◆ What you have to do ◆
Copy the listing below in full and skip every picture.

(Records that describe figures)
╔══
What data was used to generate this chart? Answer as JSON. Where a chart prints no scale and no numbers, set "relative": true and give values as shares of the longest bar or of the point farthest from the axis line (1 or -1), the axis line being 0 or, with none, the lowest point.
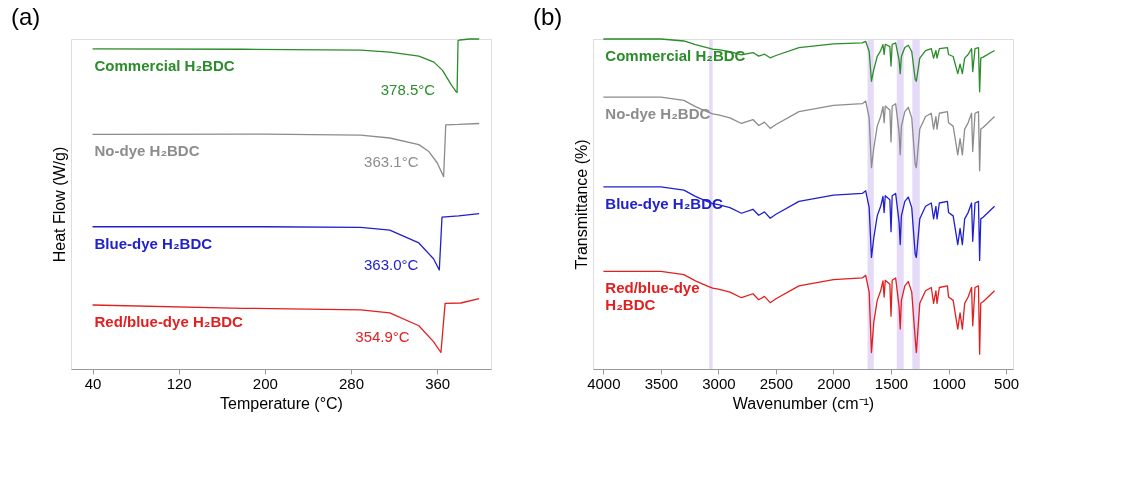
{
  "chart_data": [
    {
      "type": "line",
      "title": "(a)",
      "xlabel": "Temperature (°C)",
      "ylabel": "Heat Flow (W/g)",
      "relative": true,
      "xlim": [
        20,
        410
      ],
      "xticks": [
        40,
        120,
        200,
        280,
        360
      ],
      "series": [
        {
          "name": "Commercial H₂BDC",
          "color": "#2a8c2a",
          "x": [
            40,
            180,
            289,
            316,
            343,
            357,
            365,
            373,
            377.7,
            378.5,
            379.4,
            381,
            390,
            399
          ],
          "values": [
            0.97,
            0.969,
            0.966,
            0.96,
            0.948,
            0.93,
            0.905,
            0.862,
            0.84,
            0.838,
            0.995,
            0.997,
            1.0,
            1.0
          ]
        },
        {
          "name": "No-dye H₂BDC",
          "color": "#8c8c8c",
          "x": [
            40,
            200,
            289,
            316,
            343,
            352,
            360,
            366,
            368,
            380,
            399
          ],
          "values": [
            0.711,
            0.712,
            0.709,
            0.7,
            0.68,
            0.66,
            0.625,
            0.583,
            0.74,
            0.741,
            0.744
          ]
        },
        {
          "name": "Blue-dye H₂BDC",
          "color": "#2020cc",
          "x": [
            40,
            200,
            289,
            316,
            343,
            356.6,
            362,
            364.5,
            380,
            399
          ],
          "values": [
            0.431,
            0.431,
            0.429,
            0.421,
            0.382,
            0.334,
            0.3,
            0.46,
            0.464,
            0.471
          ]
        },
        {
          "name": "Red/blue-dye H₂BDC",
          "color": "#e02020",
          "x": [
            40,
            180,
            289,
            316,
            343,
            356.6,
            363.5,
            367.4,
            382,
            399
          ],
          "values": [
            0.194,
            0.184,
            0.179,
            0.17,
            0.131,
            0.083,
            0.05,
            0.199,
            0.2,
            0.213
          ]
        }
      ],
      "annotations": [
        {
          "text": "378.5°C",
          "x": 378.5,
          "y": 0.838
        },
        {
          "text": "363.1°C",
          "x": 363.1,
          "y": 0.62
        },
        {
          "text": "363.0°C",
          "x": 363.0,
          "y": 0.31
        },
        {
          "text": "354.9°C",
          "x": 354.9,
          "y": 0.09
        }
      ]
    },
    {
      "type": "line",
      "title": "(b)",
      "xlabel": "Wavenumber (cm⁻¹)",
      "ylabel": "Transmittance (%)",
      "relative": true,
      "xlim": [
        4090,
        440
      ],
      "xticks": [
        4000,
        3500,
        3000,
        2500,
        2000,
        1500,
        1000,
        500
      ],
      "bands": [
        {
          "axis": "x",
          "from": 3080,
          "to": 3050,
          "color": "#e2d6f7"
        },
        {
          "axis": "x",
          "from": 1704,
          "to": 1650,
          "color": "#e2d6f7"
        },
        {
          "axis": "x",
          "from": 1450,
          "to": 1390,
          "color": "#e2d6f7"
        },
        {
          "axis": "x",
          "from": 1315,
          "to": 1250,
          "color": "#e2d6f7"
        }
      ],
      "x": [
        4000,
        3500,
        3300,
        3200,
        3100,
        3050,
        3000,
        2900,
        2800,
        2700,
        2650,
        2600,
        2550,
        2500,
        2300,
        2000,
        1750,
        1720,
        1690,
        1670,
        1650,
        1620,
        1590,
        1570,
        1560,
        1550,
        1510,
        1500,
        1490,
        1460,
        1430,
        1420,
        1410,
        1380,
        1350,
        1320,
        1290,
        1280,
        1250,
        1200,
        1150,
        1130,
        1110,
        1100,
        1080,
        1010,
        1000,
        960,
        920,
        900,
        880,
        860,
        830,
        800,
        790,
        770,
        740,
        730,
        720,
        700,
        600
      ],
      "series": [
        {
          "name": "Commercial H₂BDC",
          "color": "#2a8c2a",
          "values": [
            1.0,
            1.0,
            0.994,
            0.983,
            0.974,
            0.969,
            0.968,
            0.962,
            0.952,
            0.959,
            0.948,
            0.954,
            0.943,
            0.95,
            0.974,
            0.985,
            0.988,
            0.993,
            0.962,
            0.872,
            0.907,
            0.947,
            0.965,
            0.983,
            0.953,
            0.984,
            0.977,
            0.918,
            0.984,
            0.988,
            0.936,
            0.895,
            0.947,
            0.974,
            0.981,
            0.962,
            0.878,
            0.872,
            0.942,
            0.965,
            0.971,
            0.942,
            0.965,
            0.942,
            0.971,
            0.974,
            0.953,
            0.947,
            0.895,
            0.924,
            0.895,
            0.942,
            0.953,
            0.971,
            0.901,
            0.971,
            0.974,
            0.84,
            0.942,
            0.945,
            0.965
          ]
        },
        {
          "name": "No-dye H₂BDC",
          "color": "#8c8c8c",
          "values": [
            0.824,
            0.824,
            0.814,
            0.795,
            0.78,
            0.773,
            0.77,
            0.761,
            0.744,
            0.756,
            0.738,
            0.748,
            0.729,
            0.741,
            0.78,
            0.799,
            0.804,
            0.812,
            0.761,
            0.61,
            0.669,
            0.736,
            0.765,
            0.795,
            0.746,
            0.797,
            0.785,
            0.688,
            0.797,
            0.804,
            0.717,
            0.649,
            0.736,
            0.78,
            0.793,
            0.761,
            0.62,
            0.61,
            0.727,
            0.765,
            0.775,
            0.727,
            0.765,
            0.727,
            0.775,
            0.78,
            0.746,
            0.736,
            0.649,
            0.698,
            0.649,
            0.727,
            0.746,
            0.775,
            0.659,
            0.775,
            0.78,
            0.601,
            0.727,
            0.732,
            0.765
          ]
        },
        {
          "name": "Blue-dye H₂BDC",
          "color": "#2020cc",
          "values": [
            0.552,
            0.552,
            0.542,
            0.523,
            0.508,
            0.501,
            0.498,
            0.489,
            0.472,
            0.484,
            0.466,
            0.476,
            0.457,
            0.469,
            0.508,
            0.527,
            0.532,
            0.54,
            0.489,
            0.338,
            0.397,
            0.464,
            0.493,
            0.523,
            0.474,
            0.525,
            0.513,
            0.416,
            0.525,
            0.532,
            0.445,
            0.377,
            0.464,
            0.508,
            0.521,
            0.489,
            0.348,
            0.338,
            0.455,
            0.493,
            0.503,
            0.455,
            0.493,
            0.455,
            0.503,
            0.508,
            0.474,
            0.464,
            0.377,
            0.426,
            0.377,
            0.455,
            0.474,
            0.503,
            0.387,
            0.503,
            0.508,
            0.329,
            0.455,
            0.46,
            0.493
          ]
        },
        {
          "name": "Red/blue-dye\nH₂BDC",
          "color": "#e02020",
          "values": [
            0.296,
            0.296,
            0.286,
            0.267,
            0.252,
            0.245,
            0.242,
            0.233,
            0.216,
            0.228,
            0.21,
            0.22,
            0.201,
            0.213,
            0.252,
            0.271,
            0.276,
            0.284,
            0.233,
            0.05,
            0.141,
            0.208,
            0.237,
            0.267,
            0.218,
            0.269,
            0.257,
            0.16,
            0.269,
            0.276,
            0.189,
            0.121,
            0.208,
            0.252,
            0.265,
            0.233,
            0.092,
            0.05,
            0.199,
            0.237,
            0.247,
            0.199,
            0.237,
            0.199,
            0.247,
            0.252,
            0.218,
            0.208,
            0.121,
            0.17,
            0.121,
            0.199,
            0.218,
            0.247,
            0.131,
            0.247,
            0.252,
            0.045,
            0.199,
            0.204,
            0.237
          ]
        }
      ]
    }
  ]
}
╚══
◆ Response below ◆
What data was used to generate this chart? Answer as JSON. Where a chart prints no scale and no numbers, set "relative": true and give values as shares of the longest bar or of the point farthest from the axis line (1 or -1), the axis line being 0 or, with none, the lowest point.
{
  "chart_data": [
    {
      "type": "line",
      "title": "(a)",
      "xlabel": "Temperature (°C)",
      "ylabel": "Heat Flow (W/g)",
      "relative": true,
      "xlim": [
        20,
        410
      ],
      "xticks": [
        40,
        120,
        200,
        280,
        360
      ],
      "series": [
        {
          "name": "Commercial H₂BDC",
          "color": "#2a8c2a",
          "x": [
            40,
            180,
            289,
            316,
            343,
            357,
            365,
            373,
            377.7,
            378.5,
            379.4,
            381,
            390,
            399
          ],
          "values": [
            0.97,
            0.969,
            0.966,
            0.96,
            0.948,
            0.93,
            0.905,
            0.862,
            0.84,
            0.838,
            0.995,
            0.997,
            1.0,
            1.0
          ]
        },
        {
          "name": "No-dye H₂BDC",
          "color": "#8c8c8c",
          "x": [
            40,
            200,
            289,
            316,
            343,
            352,
            360,
            366,
            368,
            380,
            399
          ],
          "values": [
            0.711,
            0.712,
            0.709,
            0.7,
            0.68,
            0.66,
            0.625,
            0.583,
            0.74,
            0.741,
            0.744
          ]
        },
        {
          "name": "Blue-dye H₂BDC",
          "color": "#2020cc",
          "x": [
            40,
            200,
            289,
            316,
            343,
            356.6,
            362,
            364.5,
            380,
            399
          ],
          "values": [
            0.431,
            0.431,
            0.429,
            0.421,
            0.382,
            0.334,
            0.3,
            0.46,
            0.464,
            0.471
          ]
        },
        {
          "name": "Red/blue-dye H₂BDC",
          "color": "#e02020",
          "x": [
            40,
            180,
            289,
            316,
            343,
            356.6,
            363.5,
            367.4,
            382,
            399
          ],
          "values": [
            0.194,
            0.184,
            0.179,
            0.17,
            0.131,
            0.083,
            0.05,
            0.199,
            0.2,
            0.213
          ]
        }
      ],
      "annotations": [
        {
          "text": "378.5°C",
          "x": 378.5,
          "y": 0.838
        },
        {
          "text": "363.1°C",
          "x": 363.1,
          "y": 0.62
        },
        {
          "text": "363.0°C",
          "x": 363.0,
          "y": 0.31
        },
        {
          "text": "354.9°C",
          "x": 354.9,
          "y": 0.09
        }
      ]
    },
    {
      "type": "line",
      "title": "(b)",
      "xlabel": "Wavenumber (cm⁻¹)",
      "ylabel": "Transmittance (%)",
      "relative": true,
      "xlim": [
        4090,
        440
      ],
      "xticks": [
        4000,
        3500,
        3000,
        2500,
        2000,
        1500,
        1000,
        500
      ],
      "bands": [
        {
          "axis": "x",
          "from": 3080,
          "to": 3050,
          "color": "#e2d6f7"
        },
        {
          "axis": "x",
          "from": 1704,
          "to": 1650,
          "color": "#e2d6f7"
        },
        {
          "axis": "x",
          "from": 1450,
          "to": 1390,
          "color": "#e2d6f7"
        },
        {
          "axis": "x",
          "from": 1315,
          "to": 1250,
          "color": "#e2d6f7"
        }
      ],
      "x": [
        4000,
        3500,
        3300,
        3200,
        3100,
        3050,
        3000,
        2900,
        2800,
        2700,
        2650,
        2600,
        2550,
        2500,
        2300,
        2000,
        1750,
        1720,
        1690,
        1670,
        1650,
        1620,
        1590,
        1570,
        1560,
        1550,
        1510,
        1500,
        1490,
        1460,
        1430,
        1420,
        1410,
        1380,
        1350,
        1320,
        1290,
        1280,
        1250,
        1200,
        1150,
        1130,
        1110,
        1100,
        1080,
        1010,
        1000,
        960,
        920,
        900,
        880,
        860,
        830,
        800,
        790,
        770,
        740,
        730,
        720,
        700,
        600
      ],
      "series": [
        {
          "name": "Commercial H₂BDC",
          "color": "#2a8c2a",
          "values": [
            1.0,
            1.0,
            0.994,
            0.983,
            0.974,
            0.969,
            0.968,
            0.962,
            0.952,
            0.959,
            0.948,
            0.954,
            0.943,
            0.95,
            0.974,
            0.985,
            0.988,
            0.993,
            0.962,
            0.872,
            0.907,
            0.947,
            0.965,
            0.983,
            0.953,
            0.984,
            0.977,
            0.918,
            0.984,
            0.988,
            0.936,
            0.895,
            0.947,
            0.974,
            0.981,
            0.962,
            0.878,
            0.872,
            0.942,
            0.965,
            0.971,
            0.942,
            0.965,
            0.942,
            0.971,
            0.974,
            0.953,
            0.947,
            0.895,
            0.924,
            0.895,
            0.942,
            0.953,
            0.971,
            0.901,
            0.971,
            0.974,
            0.84,
            0.942,
            0.945,
            0.965
          ]
        },
        {
          "name": "No-dye H₂BDC",
          "color": "#8c8c8c",
          "values": [
            0.824,
            0.824,
            0.814,
            0.795,
            0.78,
            0.773,
            0.77,
            0.761,
            0.744,
            0.756,
            0.738,
            0.748,
            0.729,
            0.741,
            0.78,
            0.799,
            0.804,
            0.812,
            0.761,
            0.61,
            0.669,
            0.736,
            0.765,
            0.795,
            0.746,
            0.797,
            0.785,
            0.688,
            0.797,
            0.804,
            0.717,
            0.649,
            0.736,
            0.78,
            0.793,
            0.761,
            0.62,
            0.61,
            0.727,
            0.765,
            0.775,
            0.727,
            0.765,
            0.727,
            0.775,
            0.78,
            0.746,
            0.736,
            0.649,
            0.698,
            0.649,
            0.727,
            0.746,
            0.775,
            0.659,
            0.775,
            0.78,
            0.601,
            0.727,
            0.732,
            0.765
          ]
        },
        {
          "name": "Blue-dye H₂BDC",
          "color": "#2020cc",
          "values": [
            0.552,
            0.552,
            0.542,
            0.523,
            0.508,
            0.501,
            0.498,
            0.489,
            0.472,
            0.484,
            0.466,
            0.476,
            0.457,
            0.469,
            0.508,
            0.527,
            0.532,
            0.54,
            0.489,
            0.338,
            0.397,
            0.464,
            0.493,
            0.523,
            0.474,
            0.525,
            0.513,
            0.416,
            0.525,
            0.532,
            0.445,
            0.377,
            0.464,
            0.508,
            0.521,
            0.489,
            0.348,
            0.338,
            0.455,
            0.493,
            0.503,
            0.455,
            0.493,
            0.455,
            0.503,
            0.508,
            0.474,
            0.464,
            0.377,
            0.426,
            0.377,
            0.455,
            0.474,
            0.503,
            0.387,
            0.503,
            0.508,
            0.329,
            0.455,
            0.46,
            0.493
          ]
        },
        {
          "name": "Red/blue-dye\nH₂BDC",
          "color": "#e02020",
          "values": [
            0.296,
            0.296,
            0.286,
            0.267,
            0.252,
            0.245,
            0.242,
            0.233,
            0.216,
            0.228,
            0.21,
            0.22,
            0.201,
            0.213,
            0.252,
            0.271,
            0.276,
            0.284,
            0.233,
            0.05,
            0.141,
            0.208,
            0.237,
            0.267,
            0.218,
            0.269,
            0.257,
            0.16,
            0.269,
            0.276,
            0.189,
            0.121,
            0.208,
            0.252,
            0.265,
            0.233,
            0.092,
            0.05,
            0.199,
            0.237,
            0.247,
            0.199,
            0.237,
            0.199,
            0.247,
            0.252,
            0.218,
            0.208,
            0.121,
            0.17,
            0.121,
            0.199,
            0.218,
            0.247,
            0.131,
            0.247,
            0.252,
            0.045,
            0.199,
            0.204,
            0.237
          ]
        }
      ]
    }
  ]
}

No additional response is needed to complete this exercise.